[Critique] Le Fils du Loup et autres nouvelles — Jack London

Caractéristiques

  • Traducteur : Georges Berton
  • Auteur : Jack London
  • Editeur : Gallimard Jeunesse
  • Collection : Folio Junior
  • Date de sortie en librairies : 25 août 2016
  • Format numérique disponible : Oui
  • Nombre de pages : 160
  • Prix : 6,20€
  • Acheter : Cliquez ici
  • Note : 7/10

Une réédition pour célébrer le centenaire de la mort de Jack London

Alors que nous fêterons le 22 novembre prochain le centenaire de la mort de Jack London, romancier incontournable de la littérature américaine du début du XXe siècle et aventurier hors-normes ayant côtoyé les chercheurs d’or et parcouru les grands espaces, Gallimard Jeunesse réédite le recueil Le Fils du Loup et autres nouvelles, incluant la célèbre histoire éponyme et 5 autres nouvelles ayant en commun la vie des colons, chercheurs d’or ou non, dans l’Amérique sauvage de la fin du XIXe-début du XXe siècle.

Principalement  connu chez nous pour ses romans d’aventures L’appel de la forêt (1903) et Croc-Blanc (1906), Jack London est l’auteur de pas moins de 23 romans, 16 recueils de nouvelles, 4 récits autobiographiques et 9 essais. Une oeuvre considérable qui lui a valu une reconnaissance internationale, qui perdure jusqu’à ce jour. Une partie de son oeuvre, disponible en édition jeunesse, est d’ailleurs étudiée en collège et lycée, d’où la parution en parallèle du même recueil (abrégé, toutefois) en version originale.

Un recueil mêlant chercheurs d’or, Indiens et grands espaces enneigés

Le Fils du Loup et autres nouvelles est un recueil publié en 1900 aux États-Unis, avant les oeuvres les plus célèbres de son auteur. Chacune des histoires présente des personnages différents, mais la plupart évoluent autour de la rivière Klondike, la rivière canadienne, à l’ouest du territoire du Yukon. Les colons, chercheurs d’or ou non, y côtoient les Indiens et des conditions de vie extrême. Le froid, le manque de nourriture, la traversée de grandes distances en traîneau avec des chiens affamés et parfois brutalisés, font partie de leur quotidien. A travers ces destins variés, Jack London raconte l’Amérique de la fin du XIXe siècle, qui rêvait de conquêtes, mais se heurta à une dure réalité.

Les Indiens occupent une place centrale dans la nouvelle “Le Fils du Loup”, où le rapport entre colons et tribus est exploré de manière de prime abord assez ambigüe, puisqu’on peut avoir le sentiment que l’aventurier Scruff McKenzie, surnommé “le fils du loup” par le clan des Sticks, est quelque peu glorifié par sa force, son audace et sa ruse, qui lui permettra de remporter la main de la fille du chef malgré les réticences de son père et des hommes du clan, qui voient d’un mauvais oeil l’intérêt que l’homme blanc porte à leurs femmes, les privant ainsi de descendance.

→ **Section des données**
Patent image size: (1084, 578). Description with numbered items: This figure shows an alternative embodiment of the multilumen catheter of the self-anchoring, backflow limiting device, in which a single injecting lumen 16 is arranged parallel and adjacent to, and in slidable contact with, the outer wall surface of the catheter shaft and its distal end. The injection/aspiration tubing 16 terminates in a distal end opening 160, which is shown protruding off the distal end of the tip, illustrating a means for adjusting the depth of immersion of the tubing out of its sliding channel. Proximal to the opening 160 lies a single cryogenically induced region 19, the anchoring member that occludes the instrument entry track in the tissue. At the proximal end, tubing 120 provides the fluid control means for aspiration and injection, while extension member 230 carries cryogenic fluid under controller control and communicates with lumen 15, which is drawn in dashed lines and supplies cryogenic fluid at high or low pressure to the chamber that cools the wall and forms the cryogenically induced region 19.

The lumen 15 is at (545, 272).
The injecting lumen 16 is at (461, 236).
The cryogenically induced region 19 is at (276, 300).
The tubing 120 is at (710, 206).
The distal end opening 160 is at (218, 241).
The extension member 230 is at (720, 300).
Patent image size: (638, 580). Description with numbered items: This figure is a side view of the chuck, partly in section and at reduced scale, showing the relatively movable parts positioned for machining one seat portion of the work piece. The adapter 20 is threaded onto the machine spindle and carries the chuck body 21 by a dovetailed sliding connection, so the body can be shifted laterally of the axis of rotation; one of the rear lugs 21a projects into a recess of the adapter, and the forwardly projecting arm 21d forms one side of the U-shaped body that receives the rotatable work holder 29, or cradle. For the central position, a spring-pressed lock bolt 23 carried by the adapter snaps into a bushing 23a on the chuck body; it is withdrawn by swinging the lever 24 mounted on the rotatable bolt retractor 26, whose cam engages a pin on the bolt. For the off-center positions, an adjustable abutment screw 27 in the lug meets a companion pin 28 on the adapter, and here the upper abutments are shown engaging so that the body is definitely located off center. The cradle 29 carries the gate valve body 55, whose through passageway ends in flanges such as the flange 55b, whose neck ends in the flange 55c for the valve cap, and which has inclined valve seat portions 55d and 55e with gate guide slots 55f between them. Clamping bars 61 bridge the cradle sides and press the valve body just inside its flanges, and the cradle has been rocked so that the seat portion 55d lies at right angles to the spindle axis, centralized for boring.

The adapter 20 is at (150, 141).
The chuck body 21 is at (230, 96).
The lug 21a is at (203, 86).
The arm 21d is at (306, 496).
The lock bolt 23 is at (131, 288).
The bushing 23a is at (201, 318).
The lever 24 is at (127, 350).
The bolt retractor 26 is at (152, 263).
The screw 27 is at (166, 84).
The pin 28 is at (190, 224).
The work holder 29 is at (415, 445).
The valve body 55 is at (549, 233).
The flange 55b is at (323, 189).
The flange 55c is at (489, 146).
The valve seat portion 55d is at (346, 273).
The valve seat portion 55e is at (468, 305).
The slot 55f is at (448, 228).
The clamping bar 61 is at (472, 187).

→ **Consignes**
1/ Répondez à ces questions sur la critique :
(a) Quel éditeur réédite le recueil ?
(b) En quelle année le recueil a-t-il été publié aux États-Unis ?
(c) Quel surnom le clan des Sticks donne-t-il à Scruff McKenzie ?
2/ Mettez sous forme de liste numérotée le passage des entrées qui va du début des entrées jusqu'à la ligne contenant « The extension member 230 is at (720, 300). », ces deux bornes comprises, en omettant les lignes vides.

→ **Réponses dans l'ordre**
1/
(a) Gallimard Jeunesse.
(b) En 1900.
(c) « le fils du loup ».

2/
1. Patent image size: (1084, 578). Description with numbered items: This figure shows an alternative embodiment of the multilumen catheter of the self-anchoring, backflow limiting device, in which a single injecting lumen 16 is arranged parallel and adjacent to, and in slidable contact with, the outer wall surface of the catheter shaft and its distal end. The injection/aspiration tubing 16 terminates in a distal end opening 160, which is shown protruding off the distal end of the tip, illustrating a means for adjusting the depth of immersion of the tubing out of its sliding channel. Proximal to the opening 160 lies a single cryogenically induced region 19, the anchoring member that occludes the instrument entry track in the tissue. At the proximal end, tubing 120 provides the fluid control means for aspiration and injection, while extension member 230 carries cryogenic fluid under controller control and communicates with lumen 15, which is drawn in dashed lines and supplies cryogenic fluid at high or low pressure to the chamber that cools the wall and forms the cryogenically induced region 19.
2. The lumen 15 is at (545, 272).
3. The injecting lumen 16 is at (461, 236).
4. The cryogenically induced region 19 is at (276, 300).
5. The tubing 120 is at (710, 206).
6. The distal end opening 160 is at (218, 241).
7. The extension member 230 is at (720, 300).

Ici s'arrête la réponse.